--- Start ---
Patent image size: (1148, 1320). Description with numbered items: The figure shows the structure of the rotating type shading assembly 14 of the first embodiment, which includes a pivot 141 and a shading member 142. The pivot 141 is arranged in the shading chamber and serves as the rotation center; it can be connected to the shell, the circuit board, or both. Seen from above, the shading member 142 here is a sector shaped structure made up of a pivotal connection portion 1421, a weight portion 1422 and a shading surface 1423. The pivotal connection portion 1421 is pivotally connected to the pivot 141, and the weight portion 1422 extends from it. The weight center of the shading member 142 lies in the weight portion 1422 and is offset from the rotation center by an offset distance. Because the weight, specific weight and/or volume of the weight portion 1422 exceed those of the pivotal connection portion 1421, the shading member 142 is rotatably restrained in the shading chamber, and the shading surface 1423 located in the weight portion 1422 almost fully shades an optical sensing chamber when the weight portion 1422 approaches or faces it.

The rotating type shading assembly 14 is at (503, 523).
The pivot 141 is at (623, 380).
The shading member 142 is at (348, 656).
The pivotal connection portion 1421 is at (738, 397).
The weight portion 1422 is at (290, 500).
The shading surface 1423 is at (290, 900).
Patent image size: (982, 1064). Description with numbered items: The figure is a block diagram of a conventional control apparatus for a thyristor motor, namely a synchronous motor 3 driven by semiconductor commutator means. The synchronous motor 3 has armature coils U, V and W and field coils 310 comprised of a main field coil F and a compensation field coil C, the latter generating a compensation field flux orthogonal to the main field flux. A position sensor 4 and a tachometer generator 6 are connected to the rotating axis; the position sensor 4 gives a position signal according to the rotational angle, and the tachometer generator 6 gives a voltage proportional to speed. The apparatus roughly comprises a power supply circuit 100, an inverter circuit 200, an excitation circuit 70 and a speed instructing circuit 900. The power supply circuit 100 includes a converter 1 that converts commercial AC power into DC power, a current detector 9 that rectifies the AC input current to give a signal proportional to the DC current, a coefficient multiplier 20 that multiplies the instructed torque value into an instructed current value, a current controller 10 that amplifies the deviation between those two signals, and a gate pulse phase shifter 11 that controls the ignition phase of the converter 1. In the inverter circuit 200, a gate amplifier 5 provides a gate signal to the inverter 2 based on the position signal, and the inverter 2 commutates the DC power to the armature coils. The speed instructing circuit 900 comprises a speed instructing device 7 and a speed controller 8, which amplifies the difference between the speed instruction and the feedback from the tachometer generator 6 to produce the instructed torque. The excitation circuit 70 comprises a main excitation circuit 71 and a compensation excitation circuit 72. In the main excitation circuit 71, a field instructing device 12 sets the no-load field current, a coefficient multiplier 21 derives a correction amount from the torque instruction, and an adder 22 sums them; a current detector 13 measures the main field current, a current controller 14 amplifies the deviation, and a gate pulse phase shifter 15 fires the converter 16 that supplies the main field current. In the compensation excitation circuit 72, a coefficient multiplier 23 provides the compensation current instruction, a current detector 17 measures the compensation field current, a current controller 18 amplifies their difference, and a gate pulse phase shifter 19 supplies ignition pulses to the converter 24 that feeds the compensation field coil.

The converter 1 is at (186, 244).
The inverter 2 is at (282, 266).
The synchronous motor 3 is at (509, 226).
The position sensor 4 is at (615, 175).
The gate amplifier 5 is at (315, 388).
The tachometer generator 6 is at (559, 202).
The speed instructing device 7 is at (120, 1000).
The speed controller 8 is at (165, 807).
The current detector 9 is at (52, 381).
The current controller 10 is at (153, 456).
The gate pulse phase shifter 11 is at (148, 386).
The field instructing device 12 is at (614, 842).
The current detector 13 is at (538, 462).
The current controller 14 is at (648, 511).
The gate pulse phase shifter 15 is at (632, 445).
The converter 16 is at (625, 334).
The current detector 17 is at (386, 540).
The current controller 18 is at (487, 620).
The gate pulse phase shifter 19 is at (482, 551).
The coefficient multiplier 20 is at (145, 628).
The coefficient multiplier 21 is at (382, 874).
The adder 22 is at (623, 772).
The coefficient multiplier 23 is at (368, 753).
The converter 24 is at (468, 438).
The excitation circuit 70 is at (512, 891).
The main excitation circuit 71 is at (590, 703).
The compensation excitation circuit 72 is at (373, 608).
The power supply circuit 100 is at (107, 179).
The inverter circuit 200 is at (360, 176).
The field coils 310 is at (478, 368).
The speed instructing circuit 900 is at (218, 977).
--- End ---
[Stated problem] Please rewrite the records above, renaming "Description with numbered items" to "Numbered description" wherever it occurs and keeping everything else unchanged.

[Answer for this exercise]
Patent image size: (1148, 1320). Numbered description: The figure shows the structure of the rotating type shading assembly 14 of the first embodiment, which includes a pivot 141 and a shading member 142. The pivot 141 is arranged in the shading chamber and serves as the rotation center; it can be connected to the shell, the circuit board, or both. Seen from above, the shading member 142 here is a sector shaped structure made up of a pivotal connection portion 1421, a weight portion 1422 and a shading surface 1423. The pivotal connection portion 1421 is pivotally connected to the pivot 141, and the weight portion 1422 extends from it. The weight center of the shading member 142 lies in the weight portion 1422 and is offset from the rotation center by an offset distance. Because the weight, specific weight and/or volume of the weight portion 1422 exceed those of the pivotal connection portion 1421, the shading member 142 is rotatably restrained in the shading chamber, and the shading surface 1423 located in the weight portion 1422 almost fully shades an optical sensing chamber when the weight portion 1422 approaches or faces it.

The rotating type shading assembly 14 is at (503, 523).
The pivot 141 is at (623, 380).
The shading member 142 is at (348, 656).
The pivotal connection portion 1421 is at (738, 397).
The weight portion 1422 is at (290, 500).
The shading surface 1423 is at (290, 900).
Patent image size: (982, 1064). Numbered description: The figure is a block diagram of a conventional control apparatus for a thyristor motor, namely a synchronous motor 3 driven by semiconductor commutator means. The synchronous motor 3 has armature coils U, V and W and field coils 310 comprised of a main field coil F and a compensation field coil C, the latter generating a compensation field flux orthogonal to the main field flux. A position sensor 4 and a tachometer generator 6 are connected to the rotating axis; the position sensor 4 gives a position signal according to the rotational angle, and the tachometer generator 6 gives a voltage proportional to speed. The apparatus roughly comprises a power supply circuit 100, an inverter circuit 200, an excitation circuit 70 and a speed instructing circuit 900. The power supply circuit 100 includes a converter 1 that converts commercial AC power into DC power, a current detector 9 that rectifies the AC input current to give a signal proportional to the DC current, a coefficient multiplier 20 that multiplies the instructed torque value into an instructed current value, a current controller 10 that amplifies the deviation between those two signals, and a gate pulse phase shifter 11 that controls the ignition phase of the converter 1. In the inverter circuit 200, a gate amplifier 5 provides a gate signal to the inverter 2 based on the position signal, and the inverter 2 commutates the DC power to the armature coils. The speed instructing circuit 900 comprises a speed instructing device 7 and a speed controller 8, which amplifies the difference between the speed instruction and the feedback from the tachometer generator 6 to produce the instructed torque. The excitation circuit 70 comprises a main excitation circuit 71 and a compensation excitation circuit 72. In the main excitation circuit 71, a field instructing device 12 sets the no-load field current, a coefficient multiplier 21 derives a correction amount from the torque instruction, and an adder 22 sums them; a current detector 13 measures the main field current, a current controller 14 amplifies the deviation, and a gate pulse phase shifter 15 fires the converter 16 that supplies the main field current. In the compensation excitation circuit 72, a coefficient multiplier 23 provides the compensation current instruction, a current detector 17 measures the compensation field current, a current controller 18 amplifies their difference, and a gate pulse phase shifter 19 supplies ignition pulses to the converter 24 that feeds the compensation field coil.

The converter 1 is at (186, 244).
The inverter 2 is at (282, 266).
The synchronous motor 3 is at (509, 226).
The position sensor 4 is at (615, 175).
The gate amplifier 5 is at (315, 388).
The tachometer generator 6 is at (559, 202).
The speed instructing device 7 is at (120, 1000).
The speed controller 8 is at (165, 807).
The current detector 9 is at (52, 381).
The current controller 10 is at (153, 456).
The gate pulse phase shifter 11 is at (148, 386).
The field instructing device 12 is at (614, 842).
The current detector 13 is at (538, 462).
The current controller 14 is at (648, 511).
The gate pulse phase shifter 15 is at (632, 445).
The converter 16 is at (625, 334).
The current detector 17 is at (386, 540).
The current controller 18 is at (487, 620).
The gate pulse phase shifter 19 is at (482, 551).
The coefficient multiplier 20 is at (145, 628).
The coefficient multiplier 21 is at (382, 874).
The adder 22 is at (623, 772).
The coefficient multiplier 23 is at (368, 753).
The converter 24 is at (468, 438).
The excitation circuit 70 is at (512, 891).
The main excitation circuit 71 is at (590, 703).
The compensation excitation circuit 72 is at (373, 608).
The power supply circuit 100 is at (107, 179).
The inverter circuit 200 is at (360, 176).
The field coils 310 is at (478, 368).
The speed instructing circuit 900 is at (218, 977).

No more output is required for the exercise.